(EXTRAIT)
______

Madame Ariane D’AUBLE[i], maître de l’ouvrage, a confié à la société SOLAL la construction de sa maison d’habitation.

 

En date du 07 janvier 2013, la société SOLAL a saisi le Tribunal de grande instance de METZ aux fins de voir condamner Madame D’AUBLE au paiement d’une somme principale de 13 000,00 €, indiquant que son marché n’avait pas été soldé.

 

En défense, Madame D’AUBLE a saisi le Juge de la mise en état, sollicitant, au visa de l’article 771 du Code de procédure civile, que soit ordonnée une mesure d’expertise judiciaire au motif que l’immeuble édifié par la société SOLAL était affecté de très nombreux et graves désordres.

 

Par ordonnance en date du 13 décembre 2013, le Juge de la mise en état a ordonné une expertise et renvoyé la procédure à l’audience de mise en état du 11 avril 2014.

 

Cependant, de par le nombre important de désordres dénoncés par Madame D’AUBLE et, dans l’hypothèse où la société SOLAL estimerait devoir faire des appels en garantie, il est à craindre que l’expertise ne dure plusieurs années.

 

Pendant cette même période, la procédure se poursuivra devant le Tribunal de grande instance et sera régulièrement (tous les deux à quatre mois) évoquée lors d’audiences de mise en état, où elle fera l’objet de simples renvois à une audience ultérieure, dans l’attente du dépôt du rapport d’expertise.

 

Or, l’article 386 du Code de procédure civile dispose :

 

« L'instance est périmée lorsque aucune des parties n'accomplit de diligences pendant deux ans. »

 

Si la péremption d’instance est constatée, l’instance se trouvera éteinte, conformément à l’article 385, alinéa 1er, du Code de procédure civile

 

Les parties seront alors replacées en l'état antérieur à la demande en justice (Civ. 3ème, 22 juin 1988 : Bull. civ. 1988, III, n° 116 ; Gaz. Pal. 1988, 2, pan. jurispr. p. 236 ; D. 1989, somm. p. 181, obs. P. Julien) et l’ordonnance du juge de la mise en état sera elle-même atteinte par cette péremption (Civ. 1ère, 26 nov. 1996 : JCP G 1997, IV, n° 152 ; Bull. civ. 1996, I, n° 422 ; RTD civ. 1997, p. 739, obs. R. Perrot).

 

Bien plus, Madame D’AUBLE pourra se voir privée de toute possibilité d’agir en réparation des désordres à l’encontre de la société SOLAL, puisque « L’interruption de la prescription est non avenue lorsque le demandeur laisse périmer l’instance » (Civ. 1ère, 10 avr. 2013, pourvoi n° 12-18193 : Bull. civ. I, n° 69).

 

Or, aucune suspension de la péremption n'est admise après le prononcé d'une décision ordonnant une expertise ou toute mesure d'instruction (Civ. 2ème, 5 juin 1985 : Bull. civ. 1985, II, n° 109 ; RTD civ. 1986, p. 186, obs. R. Perrot. – Civ. 2ème, 5 mars 1991 : Bull. civ. 1991, II, n° 90. – Civ. 2ème, 6 févr. 1991 : JCP G 1991, IV, p. 128 ; D. 1991, inf. rap. p. 66. – Civ. 2ème, 6 mars 1991 : JCP G 1991, IV, p. 172 ; RTD civ. 1991, p. 404, obs. R. Perrot).

______

(DONNÉES FOURNIES)
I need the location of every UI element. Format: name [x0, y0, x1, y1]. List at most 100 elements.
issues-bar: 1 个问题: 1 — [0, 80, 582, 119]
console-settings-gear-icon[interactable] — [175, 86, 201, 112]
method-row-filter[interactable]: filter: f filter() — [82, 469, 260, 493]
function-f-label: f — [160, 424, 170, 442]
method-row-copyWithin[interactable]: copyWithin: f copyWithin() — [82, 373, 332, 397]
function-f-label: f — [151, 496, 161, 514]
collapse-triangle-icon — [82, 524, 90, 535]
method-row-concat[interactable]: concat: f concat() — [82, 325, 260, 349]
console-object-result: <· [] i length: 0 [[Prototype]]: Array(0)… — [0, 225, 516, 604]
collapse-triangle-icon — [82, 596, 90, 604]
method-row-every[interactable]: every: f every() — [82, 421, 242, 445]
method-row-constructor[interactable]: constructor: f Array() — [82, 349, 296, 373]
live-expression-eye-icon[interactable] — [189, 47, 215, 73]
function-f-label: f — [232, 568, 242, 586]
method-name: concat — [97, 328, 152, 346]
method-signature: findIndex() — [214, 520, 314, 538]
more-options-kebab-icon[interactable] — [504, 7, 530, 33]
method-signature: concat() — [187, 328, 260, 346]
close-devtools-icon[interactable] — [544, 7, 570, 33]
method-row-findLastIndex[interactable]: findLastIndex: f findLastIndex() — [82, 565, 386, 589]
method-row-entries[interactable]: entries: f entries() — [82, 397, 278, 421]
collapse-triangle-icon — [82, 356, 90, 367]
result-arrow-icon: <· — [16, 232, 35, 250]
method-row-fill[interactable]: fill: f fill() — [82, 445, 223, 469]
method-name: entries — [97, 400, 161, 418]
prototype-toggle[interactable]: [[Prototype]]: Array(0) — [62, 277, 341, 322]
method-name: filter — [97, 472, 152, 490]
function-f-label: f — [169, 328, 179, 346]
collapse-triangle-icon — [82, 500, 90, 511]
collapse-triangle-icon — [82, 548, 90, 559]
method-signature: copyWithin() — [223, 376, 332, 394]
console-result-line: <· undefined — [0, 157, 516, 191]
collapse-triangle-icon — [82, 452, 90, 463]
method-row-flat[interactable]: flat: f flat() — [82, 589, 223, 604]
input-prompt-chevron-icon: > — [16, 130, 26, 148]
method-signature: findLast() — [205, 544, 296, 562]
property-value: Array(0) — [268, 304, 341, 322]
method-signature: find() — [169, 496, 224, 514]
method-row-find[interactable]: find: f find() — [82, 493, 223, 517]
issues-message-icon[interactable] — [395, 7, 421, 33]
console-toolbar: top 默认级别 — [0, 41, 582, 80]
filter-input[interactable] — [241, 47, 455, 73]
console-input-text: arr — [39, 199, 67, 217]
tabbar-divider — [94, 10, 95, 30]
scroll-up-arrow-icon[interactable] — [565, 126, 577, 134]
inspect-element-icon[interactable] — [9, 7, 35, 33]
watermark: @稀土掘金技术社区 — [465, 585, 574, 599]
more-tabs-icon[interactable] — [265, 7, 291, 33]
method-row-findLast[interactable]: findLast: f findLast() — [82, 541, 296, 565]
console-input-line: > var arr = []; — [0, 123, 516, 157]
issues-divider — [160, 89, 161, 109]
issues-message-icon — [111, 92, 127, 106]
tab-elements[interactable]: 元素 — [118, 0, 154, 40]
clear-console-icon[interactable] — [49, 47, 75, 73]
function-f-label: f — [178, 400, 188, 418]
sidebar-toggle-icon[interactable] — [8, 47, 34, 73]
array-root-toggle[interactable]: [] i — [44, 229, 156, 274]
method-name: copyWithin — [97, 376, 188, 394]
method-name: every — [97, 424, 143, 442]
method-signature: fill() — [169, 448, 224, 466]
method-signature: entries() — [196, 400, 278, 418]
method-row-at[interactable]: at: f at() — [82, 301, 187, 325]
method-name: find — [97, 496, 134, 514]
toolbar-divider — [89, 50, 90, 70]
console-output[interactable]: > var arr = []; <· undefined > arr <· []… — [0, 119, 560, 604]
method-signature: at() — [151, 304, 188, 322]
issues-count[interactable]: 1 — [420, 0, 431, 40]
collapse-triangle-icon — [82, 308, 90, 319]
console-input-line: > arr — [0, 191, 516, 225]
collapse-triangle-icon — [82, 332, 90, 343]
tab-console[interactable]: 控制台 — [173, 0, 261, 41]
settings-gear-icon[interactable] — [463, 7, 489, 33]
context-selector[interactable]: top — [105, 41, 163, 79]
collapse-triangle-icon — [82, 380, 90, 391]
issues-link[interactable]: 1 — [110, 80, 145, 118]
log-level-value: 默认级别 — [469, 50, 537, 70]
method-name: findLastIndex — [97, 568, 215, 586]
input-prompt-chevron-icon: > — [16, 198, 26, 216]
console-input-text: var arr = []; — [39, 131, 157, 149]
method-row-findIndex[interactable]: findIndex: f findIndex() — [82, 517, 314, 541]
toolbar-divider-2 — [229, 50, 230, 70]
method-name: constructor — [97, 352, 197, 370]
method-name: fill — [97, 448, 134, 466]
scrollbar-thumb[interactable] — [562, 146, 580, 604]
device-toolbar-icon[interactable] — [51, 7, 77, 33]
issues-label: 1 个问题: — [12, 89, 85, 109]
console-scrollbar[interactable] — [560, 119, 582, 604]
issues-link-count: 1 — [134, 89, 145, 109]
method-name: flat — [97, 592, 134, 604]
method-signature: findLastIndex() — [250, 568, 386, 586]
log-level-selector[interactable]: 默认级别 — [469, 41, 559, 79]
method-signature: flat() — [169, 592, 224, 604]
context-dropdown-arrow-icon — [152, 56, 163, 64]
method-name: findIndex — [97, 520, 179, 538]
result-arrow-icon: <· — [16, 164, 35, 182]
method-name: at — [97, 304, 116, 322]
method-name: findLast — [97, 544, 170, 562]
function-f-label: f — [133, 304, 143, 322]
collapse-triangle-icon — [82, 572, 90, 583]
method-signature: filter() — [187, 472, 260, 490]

______

(CONSIGNE)
Recopiez le passage de l'extrait sur la péremption d'instance qui va de « Or, l’article 386 » jusqu'à « 739, obs. R. Perrot). » inclus.

(RÉSULTAT)
Or, l’article 386 du Code de procédure civile dispose :

 

« L'instance est périmée lorsque aucune des parties n'accomplit de diligences pendant deux ans. »

 

Si la péremption d’instance est constatée, l’instance se trouvera éteinte, conformément à l’article 385, alinéa 1er, du Code de procédure civile

 

Les parties seront alors replacées en l'état antérieur à la demande en justice (Civ. 3ème, 22 juin 1988 : Bull. civ. 1988, III, n° 116 ; Gaz. Pal. 1988, 2, pan. jurispr. p. 236 ; D. 1989, somm. p. 181, obs. P. Julien) et l’ordonnance du juge de la mise en état sera elle-même atteinte par cette péremption (Civ. 1ère, 26 nov. 1996 : JCP G 1997, IV, n° 152 ; Bull. civ. 1996, I, n° 422 ; RTD civ. 1997, p. 739, obs. R. Perrot).